= WHAT TO PRODUCE =
Any pictures in the records below should be skipped; write out everything else exactly.

Data tied to figure images

###

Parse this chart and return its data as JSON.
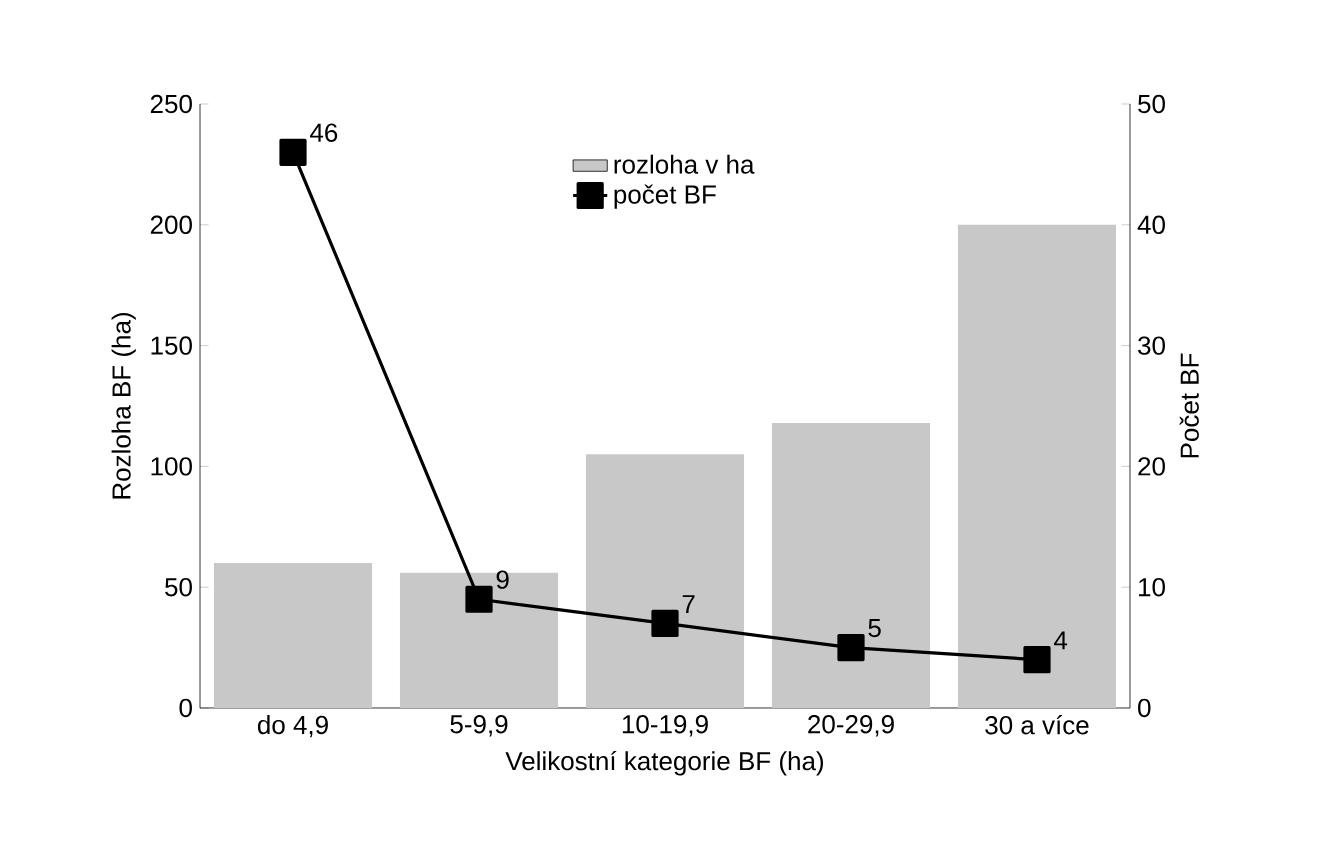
{
  "chart_data": {
    "type": "bar",
    "xlabel": "Velikostní kategorie BF (ha)",
    "ylabel": "Rozloha BF (ha)",
    "y2label": "Počet BF",
    "categories": [
      "do 4,9",
      "5-9,9",
      "10-19,9",
      "20-29,9",
      "30 a více"
    ],
    "series": [
      {
        "name": "rozloha v ha",
        "color": "#c8c8c8",
        "values": [
          60,
          56,
          105,
          118,
          200
        ]
      },
      {
        "name": "počet BF",
        "type": "line",
        "axis": "y2",
        "color": "#000000",
        "marker": "square",
        "values": [
          46,
          9,
          7,
          5,
          4
        ],
        "value_labels": [
          "46",
          "9",
          "7",
          "5",
          "4"
        ]
      }
    ],
    "ylim": [
      0,
      250
    ],
    "yticks": [
      0,
      50,
      100,
      150,
      200,
      250
    ],
    "y2lim": [
      0,
      50
    ],
    "y2ticks": [
      0,
      10,
      20,
      30,
      40,
      50
    ],
    "legend": "top",
    "grid": false
  }
}
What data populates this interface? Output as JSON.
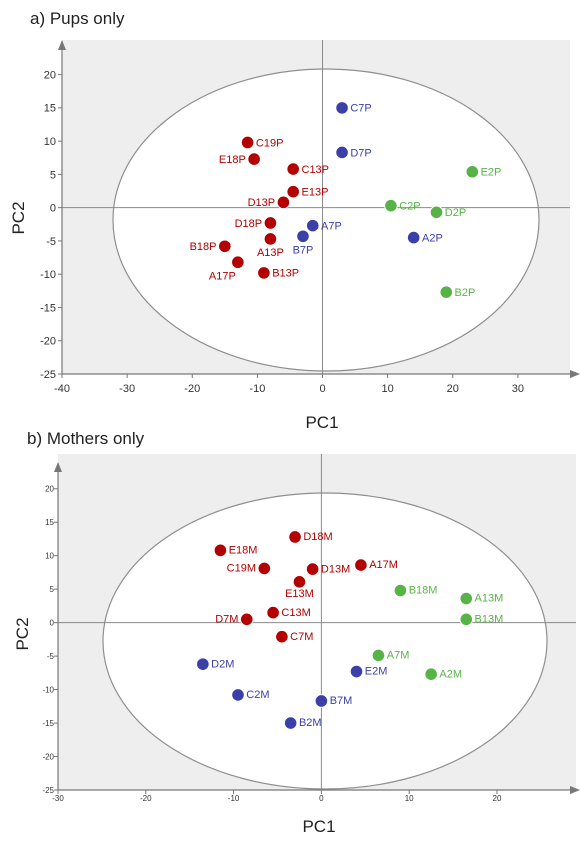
{
  "chart_data": [
    {
      "type": "scatter",
      "title": "a) Pups only",
      "xlabel": "PC1",
      "ylabel": "PC2",
      "xlim": [
        -40,
        38
      ],
      "ylim": [
        -25,
        24
      ],
      "xticks": [
        -40,
        -30,
        -20,
        -10,
        0,
        10,
        20,
        30
      ],
      "yticks": [
        -25,
        -20,
        -15,
        -10,
        -5,
        0,
        5,
        10,
        15,
        20
      ],
      "ellipse": true,
      "colors": {
        "red": "#b30000",
        "blue": "#3b3fa8",
        "green": "#58b347"
      },
      "points": [
        {
          "label": "C19P",
          "x": -11.5,
          "y": 9.8,
          "group": "red",
          "label_pos": "right"
        },
        {
          "label": "E18P",
          "x": -10.5,
          "y": 7.3,
          "group": "red",
          "label_pos": "left"
        },
        {
          "label": "C13P",
          "x": -4.5,
          "y": 5.8,
          "group": "red",
          "label_pos": "right"
        },
        {
          "label": "E13P",
          "x": -4.5,
          "y": 2.4,
          "group": "red",
          "label_pos": "right"
        },
        {
          "label": "D13P",
          "x": -6.0,
          "y": 0.8,
          "group": "red",
          "label_pos": "left"
        },
        {
          "label": "D18P",
          "x": -8.0,
          "y": -2.3,
          "group": "red",
          "label_pos": "left"
        },
        {
          "label": "A13P",
          "x": -8.0,
          "y": -4.7,
          "group": "red",
          "label_pos": "below"
        },
        {
          "label": "B18P",
          "x": -15.0,
          "y": -5.8,
          "group": "red",
          "label_pos": "left"
        },
        {
          "label": "A17P",
          "x": -13.0,
          "y": -8.2,
          "group": "red",
          "label_pos": "belowleft"
        },
        {
          "label": "B13P",
          "x": -9.0,
          "y": -9.8,
          "group": "red",
          "label_pos": "right"
        },
        {
          "label": "C7P",
          "x": 3.0,
          "y": 15.0,
          "group": "blue",
          "label_pos": "right"
        },
        {
          "label": "D7P",
          "x": 3.0,
          "y": 8.3,
          "group": "blue",
          "label_pos": "right"
        },
        {
          "label": "A7P",
          "x": -1.5,
          "y": -2.7,
          "group": "blue",
          "label_pos": "right"
        },
        {
          "label": "B7P",
          "x": -3.0,
          "y": -4.3,
          "group": "blue",
          "label_pos": "below"
        },
        {
          "label": "A2P",
          "x": 14.0,
          "y": -4.5,
          "group": "blue",
          "label_pos": "right"
        },
        {
          "label": "E2P",
          "x": 23.0,
          "y": 5.4,
          "group": "green",
          "label_pos": "right"
        },
        {
          "label": "C2P",
          "x": 10.5,
          "y": 0.3,
          "group": "green",
          "label_pos": "right"
        },
        {
          "label": "D2P",
          "x": 17.5,
          "y": -0.7,
          "group": "green",
          "label_pos": "right"
        },
        {
          "label": "B2P",
          "x": 19.0,
          "y": -12.7,
          "group": "green",
          "label_pos": "right"
        }
      ]
    },
    {
      "type": "scatter",
      "title": "b) Mothers only",
      "xlabel": "PC1",
      "ylabel": "PC2",
      "xlim": [
        -30,
        29
      ],
      "ylim": [
        -25,
        24
      ],
      "xticks": [
        -30,
        -20,
        -10,
        0,
        10,
        20
      ],
      "yticks": [
        -25,
        -20,
        -15,
        -10,
        -5,
        0,
        5,
        10,
        15,
        20
      ],
      "ellipse": true,
      "colors": {
        "red": "#b30000",
        "blue": "#3b3fa8",
        "green": "#58b347"
      },
      "points": [
        {
          "label": "D18M",
          "x": -3.0,
          "y": 12.8,
          "group": "red",
          "label_pos": "right"
        },
        {
          "label": "E18M",
          "x": -11.5,
          "y": 10.8,
          "group": "red",
          "label_pos": "right"
        },
        {
          "label": "A17M",
          "x": 4.5,
          "y": 8.6,
          "group": "red",
          "label_pos": "right"
        },
        {
          "label": "C19M",
          "x": -6.5,
          "y": 8.1,
          "group": "red",
          "label_pos": "left"
        },
        {
          "label": "D13M",
          "x": -1.0,
          "y": 8.0,
          "group": "red",
          "label_pos": "right"
        },
        {
          "label": "E13M",
          "x": -2.5,
          "y": 6.1,
          "group": "red",
          "label_pos": "below"
        },
        {
          "label": "C13M",
          "x": -5.5,
          "y": 1.5,
          "group": "red",
          "label_pos": "right"
        },
        {
          "label": "D7M",
          "x": -8.5,
          "y": 0.5,
          "group": "red",
          "label_pos": "left"
        },
        {
          "label": "C7M",
          "x": -4.5,
          "y": -2.1,
          "group": "red",
          "label_pos": "right"
        },
        {
          "label": "D2M",
          "x": -13.5,
          "y": -6.2,
          "group": "blue",
          "label_pos": "right"
        },
        {
          "label": "E2M",
          "x": 4.0,
          "y": -7.3,
          "group": "blue",
          "label_pos": "right"
        },
        {
          "label": "C2M",
          "x": -9.5,
          "y": -10.8,
          "group": "blue",
          "label_pos": "right"
        },
        {
          "label": "B7M",
          "x": 0.0,
          "y": -11.7,
          "group": "blue",
          "label_pos": "right"
        },
        {
          "label": "B2M",
          "x": -3.5,
          "y": -15.0,
          "group": "blue",
          "label_pos": "right"
        },
        {
          "label": "B18M",
          "x": 9.0,
          "y": 4.8,
          "group": "green",
          "label_pos": "right"
        },
        {
          "label": "A13M",
          "x": 16.5,
          "y": 3.6,
          "group": "green",
          "label_pos": "right"
        },
        {
          "label": "B13M",
          "x": 16.5,
          "y": 0.5,
          "group": "green",
          "label_pos": "right"
        },
        {
          "label": "A7M",
          "x": 6.5,
          "y": -4.9,
          "group": "green",
          "label_pos": "right"
        },
        {
          "label": "A2M",
          "x": 12.5,
          "y": -7.7,
          "group": "green",
          "label_pos": "right"
        }
      ]
    }
  ]
}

###

= TASK RESPONSE =
Parse this chart and return its data as JSON.
{
  "chart_data": {
    "type": "bar",
    "xlabel": "Velikostní kategorie BF (ha)",
    "ylabel": "Rozloha BF (ha)",
    "y2label": "Počet BF",
    "categories": [
      "do 4,9",
      "5-9,9",
      "10-19,9",
      "20-29,9",
      "30 a více"
    ],
    "series": [
      {
        "name": "rozloha v ha",
        "color": "#c8c8c8",
        "values": [
          60,
          56,
          105,
          118,
          200
        ]
      },
      {
        "name": "počet BF",
        "type": "line",
        "axis": "y2",
        "color": "#000000",
        "marker": "square",
        "values": [
          46,
          9,
          7,
          5,
          4
        ],
        "value_labels": [
          "46",
          "9",
          "7",
          "5",
          "4"
        ]
      }
    ],
    "ylim": [
      0,
      250
    ],
    "yticks": [
      0,
      50,
      100,
      150,
      200,
      250
    ],
    "y2lim": [
      0,
      50
    ],
    "y2ticks": [
      0,
      10,
      20,
      30,
      40,
      50
    ],
    "legend": "top",
    "grid": false
  }
}
What data populates this interface? Output as JSON.
{
  "chart_data": [
    {
      "type": "scatter",
      "title": "a) Pups only",
      "xlabel": "PC1",
      "ylabel": "PC2",
      "xlim": [
        -40,
        38
      ],
      "ylim": [
        -25,
        24
      ],
      "xticks": [
        -40,
        -30,
        -20,
        -10,
        0,
        10,
        20,
        30
      ],
      "yticks": [
        -25,
        -20,
        -15,
        -10,
        -5,
        0,
        5,
        10,
        15,
        20
      ],
      "ellipse": true,
      "colors": {
        "red": "#b30000",
        "blue": "#3b3fa8",
        "green": "#58b347"
      },
      "points": [
        {
          "label": "C19P",
          "x": -11.5,
          "y": 9.8,
          "group": "red",
          "label_pos": "right"
        },
        {
          "label": "E18P",
          "x": -10.5,
          "y": 7.3,
          "group": "red",
          "label_pos": "left"
        },
        {
          "label": "C13P",
          "x": -4.5,
          "y": 5.8,
          "group": "red",
          "label_pos": "right"
        },
        {
          "label": "E13P",
          "x": -4.5,
          "y": 2.4,
          "group": "red",
          "label_pos": "right"
        },
        {
          "label": "D13P",
          "x": -6.0,
          "y": 0.8,
          "group": "red",
          "label_pos": "left"
        },
        {
          "label": "D18P",
          "x": -8.0,
          "y": -2.3,
          "group": "red",
          "label_pos": "left"
        },
        {
          "label": "A13P",
          "x": -8.0,
          "y": -4.7,
          "group": "red",
          "label_pos": "below"
        },
        {
          "label": "B18P",
          "x": -15.0,
          "y": -5.8,
          "group": "red",
          "label_pos": "left"
        },
        {
          "label": "A17P",
          "x": -13.0,
          "y": -8.2,
          "group": "red",
          "label_pos": "belowleft"
        },
        {
          "label": "B13P",
          "x": -9.0,
          "y": -9.8,
          "group": "red",
          "label_pos": "right"
        },
        {
          "label": "C7P",
          "x": 3.0,
          "y": 15.0,
          "group": "blue",
          "label_pos": "right"
        },
        {
          "label": "D7P",
          "x": 3.0,
          "y": 8.3,
          "group": "blue",
          "label_pos": "right"
        },
        {
          "label": "A7P",
          "x": -1.5,
          "y": -2.7,
          "group": "blue",
          "label_pos": "right"
        },
        {
          "label": "B7P",
          "x": -3.0,
          "y": -4.3,
          "group": "blue",
          "label_pos": "below"
        },
        {
          "label": "A2P",
          "x": 14.0,
          "y": -4.5,
          "group": "blue",
          "label_pos": "right"
        },
        {
          "label": "E2P",
          "x": 23.0,
          "y": 5.4,
          "group": "green",
          "label_pos": "right"
        },
        {
          "label": "C2P",
          "x": 10.5,
          "y": 0.3,
          "group": "green",
          "label_pos": "right"
        },
        {
          "label": "D2P",
          "x": 17.5,
          "y": -0.7,
          "group": "green",
          "label_pos": "right"
        },
        {
          "label": "B2P",
          "x": 19.0,
          "y": -12.7,
          "group": "green",
          "label_pos": "right"
        }
      ]
    },
    {
      "type": "scatter",
      "title": "b) Mothers only",
      "xlabel": "PC1",
      "ylabel": "PC2",
      "xlim": [
        -30,
        29
      ],
      "ylim": [
        -25,
        24
      ],
      "xticks": [
        -30,
        -20,
        -10,
        0,
        10,
        20
      ],
      "yticks": [
        -25,
        -20,
        -15,
        -10,
        -5,
        0,
        5,
        10,
        15,
        20
      ],
      "ellipse": true,
      "colors": {
        "red": "#b30000",
        "blue": "#3b3fa8",
        "green": "#58b347"
      },
      "points": [
        {
          "label": "D18M",
          "x": -3.0,
          "y": 12.8,
          "group": "red",
          "label_pos": "right"
        },
        {
          "label": "E18M",
          "x": -11.5,
          "y": 10.8,
          "group": "red",
          "label_pos": "right"
        },
        {
          "label": "A17M",
          "x": 4.5,
          "y": 8.6,
          "group": "red",
          "label_pos": "right"
        },
        {
          "label": "C19M",
          "x": -6.5,
          "y": 8.1,
          "group": "red",
          "label_pos": "left"
        },
        {
          "label": "D13M",
          "x": -1.0,
          "y": 8.0,
          "group": "red",
          "label_pos": "right"
        },
        {
          "label": "E13M",
          "x": -2.5,
          "y": 6.1,
          "group": "red",
          "label_pos": "below"
        },
        {
          "label": "C13M",
          "x": -5.5,
          "y": 1.5,
          "group": "red",
          "label_pos": "right"
        },
        {
          "label": "D7M",
          "x": -8.5,
          "y": 0.5,
          "group": "red",
          "label_pos": "left"
        },
        {
          "label": "C7M",
          "x": -4.5,
          "y": -2.1,
          "group": "red",
          "label_pos": "right"
        },
        {
          "label": "D2M",
          "x": -13.5,
          "y": -6.2,
          "group": "blue",
          "label_pos": "right"
        },
        {
          "label": "E2M",
          "x": 4.0,
          "y": -7.3,
          "group": "blue",
          "label_pos": "right"
        },
        {
          "label": "C2M",
          "x": -9.5,
          "y": -10.8,
          "group": "blue",
          "label_pos": "right"
        },
        {
          "label": "B7M",
          "x": 0.0,
          "y": -11.7,
          "group": "blue",
          "label_pos": "right"
        },
        {
          "label": "B2M",
          "x": -3.5,
          "y": -15.0,
          "group": "blue",
          "label_pos": "right"
        },
        {
          "label": "B18M",
          "x": 9.0,
          "y": 4.8,
          "group": "green",
          "label_pos": "right"
        },
        {
          "label": "A13M",
          "x": 16.5,
          "y": 3.6,
          "group": "green",
          "label_pos": "right"
        },
        {
          "label": "B13M",
          "x": 16.5,
          "y": 0.5,
          "group": "green",
          "label_pos": "right"
        },
        {
          "label": "A7M",
          "x": 6.5,
          "y": -4.9,
          "group": "green",
          "label_pos": "right"
        },
        {
          "label": "A2M",
          "x": 12.5,
          "y": -7.7,
          "group": "green",
          "label_pos": "right"
        }
      ]
    }
  ]
}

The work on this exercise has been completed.